Stored records:
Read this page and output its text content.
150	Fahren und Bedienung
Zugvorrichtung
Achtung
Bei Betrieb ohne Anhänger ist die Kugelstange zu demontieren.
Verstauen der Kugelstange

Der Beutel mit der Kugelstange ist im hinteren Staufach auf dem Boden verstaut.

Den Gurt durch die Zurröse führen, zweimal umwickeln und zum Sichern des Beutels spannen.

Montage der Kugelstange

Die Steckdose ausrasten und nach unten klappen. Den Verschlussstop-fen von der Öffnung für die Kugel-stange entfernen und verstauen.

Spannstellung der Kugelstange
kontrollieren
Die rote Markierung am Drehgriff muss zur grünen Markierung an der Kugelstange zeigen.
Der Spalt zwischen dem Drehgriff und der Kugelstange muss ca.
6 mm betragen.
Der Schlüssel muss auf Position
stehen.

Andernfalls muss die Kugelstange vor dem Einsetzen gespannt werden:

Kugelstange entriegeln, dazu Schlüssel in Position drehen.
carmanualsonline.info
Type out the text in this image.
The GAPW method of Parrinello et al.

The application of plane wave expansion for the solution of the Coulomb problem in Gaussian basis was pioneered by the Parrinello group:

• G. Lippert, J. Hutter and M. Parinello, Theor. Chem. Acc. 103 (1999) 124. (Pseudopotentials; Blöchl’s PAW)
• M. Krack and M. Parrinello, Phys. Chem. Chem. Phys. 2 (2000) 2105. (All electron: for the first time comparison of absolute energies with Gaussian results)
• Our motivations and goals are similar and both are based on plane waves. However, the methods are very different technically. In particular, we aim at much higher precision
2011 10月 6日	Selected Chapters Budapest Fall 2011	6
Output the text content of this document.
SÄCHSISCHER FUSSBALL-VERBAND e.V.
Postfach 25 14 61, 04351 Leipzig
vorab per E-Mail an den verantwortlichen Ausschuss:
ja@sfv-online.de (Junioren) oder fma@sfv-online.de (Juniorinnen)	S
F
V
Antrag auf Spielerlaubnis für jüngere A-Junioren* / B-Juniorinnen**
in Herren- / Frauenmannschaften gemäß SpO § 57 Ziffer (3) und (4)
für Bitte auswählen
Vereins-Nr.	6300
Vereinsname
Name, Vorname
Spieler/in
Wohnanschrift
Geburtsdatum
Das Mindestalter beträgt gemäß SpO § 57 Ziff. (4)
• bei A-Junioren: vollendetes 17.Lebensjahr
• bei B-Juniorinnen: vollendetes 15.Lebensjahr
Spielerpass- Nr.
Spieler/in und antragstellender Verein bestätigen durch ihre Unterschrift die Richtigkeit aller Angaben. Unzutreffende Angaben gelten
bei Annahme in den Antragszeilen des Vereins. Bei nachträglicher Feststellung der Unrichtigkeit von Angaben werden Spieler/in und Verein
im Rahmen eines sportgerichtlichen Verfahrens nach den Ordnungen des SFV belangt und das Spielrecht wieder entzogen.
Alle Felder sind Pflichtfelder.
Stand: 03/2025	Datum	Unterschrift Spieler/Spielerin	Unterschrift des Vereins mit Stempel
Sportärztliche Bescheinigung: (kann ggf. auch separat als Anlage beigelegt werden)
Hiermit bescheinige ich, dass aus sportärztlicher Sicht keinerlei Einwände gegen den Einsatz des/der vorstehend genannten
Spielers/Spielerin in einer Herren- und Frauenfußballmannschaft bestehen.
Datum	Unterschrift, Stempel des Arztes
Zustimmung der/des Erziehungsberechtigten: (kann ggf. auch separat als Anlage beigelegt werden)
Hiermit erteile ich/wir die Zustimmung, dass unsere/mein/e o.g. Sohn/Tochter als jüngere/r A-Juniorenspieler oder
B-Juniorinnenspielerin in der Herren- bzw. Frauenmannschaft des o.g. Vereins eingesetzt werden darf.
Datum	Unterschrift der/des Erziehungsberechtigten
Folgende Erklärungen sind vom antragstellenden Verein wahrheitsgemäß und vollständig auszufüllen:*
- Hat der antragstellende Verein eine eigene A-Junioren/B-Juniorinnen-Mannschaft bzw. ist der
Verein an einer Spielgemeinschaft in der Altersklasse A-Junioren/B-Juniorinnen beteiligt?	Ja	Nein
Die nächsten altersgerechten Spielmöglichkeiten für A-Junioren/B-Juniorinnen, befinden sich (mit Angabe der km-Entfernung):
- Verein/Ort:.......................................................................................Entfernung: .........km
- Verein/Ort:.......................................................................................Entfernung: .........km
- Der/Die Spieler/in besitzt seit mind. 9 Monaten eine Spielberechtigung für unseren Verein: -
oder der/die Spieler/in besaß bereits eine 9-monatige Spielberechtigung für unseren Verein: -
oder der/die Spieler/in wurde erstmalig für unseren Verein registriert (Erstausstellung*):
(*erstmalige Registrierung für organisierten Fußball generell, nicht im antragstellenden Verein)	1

EXERCISE DIRECTIONS: The entries above should be repeated exactly, every one of them.

EXPECTED ANSWER:
Read this page and output its text content.
150	Fahren und Bedienung
Zugvorrichtung
Achtung
Bei Betrieb ohne Anhänger ist die Kugelstange zu demontieren.
Verstauen der Kugelstange

Der Beutel mit der Kugelstange ist im hinteren Staufach auf dem Boden verstaut.

Den Gurt durch die Zurröse führen, zweimal umwickeln und zum Sichern des Beutels spannen.

Montage der Kugelstange

Die Steckdose ausrasten und nach unten klappen. Den Verschlussstop-fen von der Öffnung für die Kugel-stange entfernen und verstauen.

Spannstellung der Kugelstange
kontrollieren
Die rote Markierung am Drehgriff muss zur grünen Markierung an der Kugelstange zeigen.
Der Spalt zwischen dem Drehgriff und der Kugelstange muss ca.
6 mm betragen.
Der Schlüssel muss auf Position
stehen.

Andernfalls muss die Kugelstange vor dem Einsetzen gespannt werden:

Kugelstange entriegeln, dazu Schlüssel in Position drehen.
carmanualsonline.info
Type out the text in this image.
The GAPW method of Parrinello et al.

The application of plane wave expansion for the solution of the Coulomb problem in Gaussian basis was pioneered by the Parrinello group:

• G. Lippert, J. Hutter and M. Parinello, Theor. Chem. Acc. 103 (1999) 124. (Pseudopotentials; Blöchl’s PAW)
• M. Krack and M. Parrinello, Phys. Chem. Chem. Phys. 2 (2000) 2105. (All electron: for the first time comparison of absolute energies with Gaussian results)
• Our motivations and goals are similar and both are based on plane waves. However, the methods are very different technically. In particular, we aim at much higher precision
2011 10月 6日	Selected Chapters Budapest Fall 2011	6
Output the text content of this document.
SÄCHSISCHER FUSSBALL-VERBAND e.V.
Postfach 25 14 61, 04351 Leipzig
vorab per E-Mail an den verantwortlichen Ausschuss:
ja@sfv-online.de (Junioren) oder fma@sfv-online.de (Juniorinnen)	S
F
V
Antrag auf Spielerlaubnis für jüngere A-Junioren* / B-Juniorinnen**
in Herren- / Frauenmannschaften gemäß SpO § 57 Ziffer (3) und (4)
für Bitte auswählen
Vereins-Nr.	6300
Vereinsname
Name, Vorname
Spieler/in
Wohnanschrift
Geburtsdatum
Das Mindestalter beträgt gemäß SpO § 57 Ziff. (4)
• bei A-Junioren: vollendetes 17.Lebensjahr
• bei B-Juniorinnen: vollendetes 15.Lebensjahr
Spielerpass- Nr.
Spieler/in und antragstellender Verein bestätigen durch ihre Unterschrift die Richtigkeit aller Angaben. Unzutreffende Angaben gelten
bei Annahme in den Antragszeilen des Vereins. Bei nachträglicher Feststellung der Unrichtigkeit von Angaben werden Spieler/in und Verein
im Rahmen eines sportgerichtlichen Verfahrens nach den Ordnungen des SFV belangt und das Spielrecht wieder entzogen.
Alle Felder sind Pflichtfelder.
Stand: 03/2025	Datum	Unterschrift Spieler/Spielerin	Unterschrift des Vereins mit Stempel
Sportärztliche Bescheinigung: (kann ggf. auch separat als Anlage beigelegt werden)
Hiermit bescheinige ich, dass aus sportärztlicher Sicht keinerlei Einwände gegen den Einsatz des/der vorstehend genannten
Spielers/Spielerin in einer Herren- und Frauenfußballmannschaft bestehen.
Datum	Unterschrift, Stempel des Arztes
Zustimmung der/des Erziehungsberechtigten: (kann ggf. auch separat als Anlage beigelegt werden)
Hiermit erteile ich/wir die Zustimmung, dass unsere/mein/e o.g. Sohn/Tochter als jüngere/r A-Juniorenspieler oder
B-Juniorinnenspielerin in der Herren- bzw. Frauenmannschaft des o.g. Vereins eingesetzt werden darf.
Datum	Unterschrift der/des Erziehungsberechtigten
Folgende Erklärungen sind vom antragstellenden Verein wahrheitsgemäß und vollständig auszufüllen:*
- Hat der antragstellende Verein eine eigene A-Junioren/B-Juniorinnen-Mannschaft bzw. ist der
Verein an einer Spielgemeinschaft in der Altersklasse A-Junioren/B-Juniorinnen beteiligt?	Ja	Nein
Die nächsten altersgerechten Spielmöglichkeiten für A-Junioren/B-Juniorinnen, befinden sich (mit Angabe der km-Entfernung):
- Verein/Ort:.......................................................................................Entfernung: .........km
- Verein/Ort:.......................................................................................Entfernung: .........km
- Der/Die Spieler/in besitzt seit mind. 9 Monaten eine Spielberechtigung für unseren Verein: -
oder der/die Spieler/in besaß bereits eine 9-monatige Spielberechtigung für unseren Verein: -
oder der/die Spieler/in wurde erstmalig für unseren Verein registriert (Erstausstellung*):
(*erstmalige Registrierung für organisierten Fußball generell, nicht im antragstellenden Verein)	1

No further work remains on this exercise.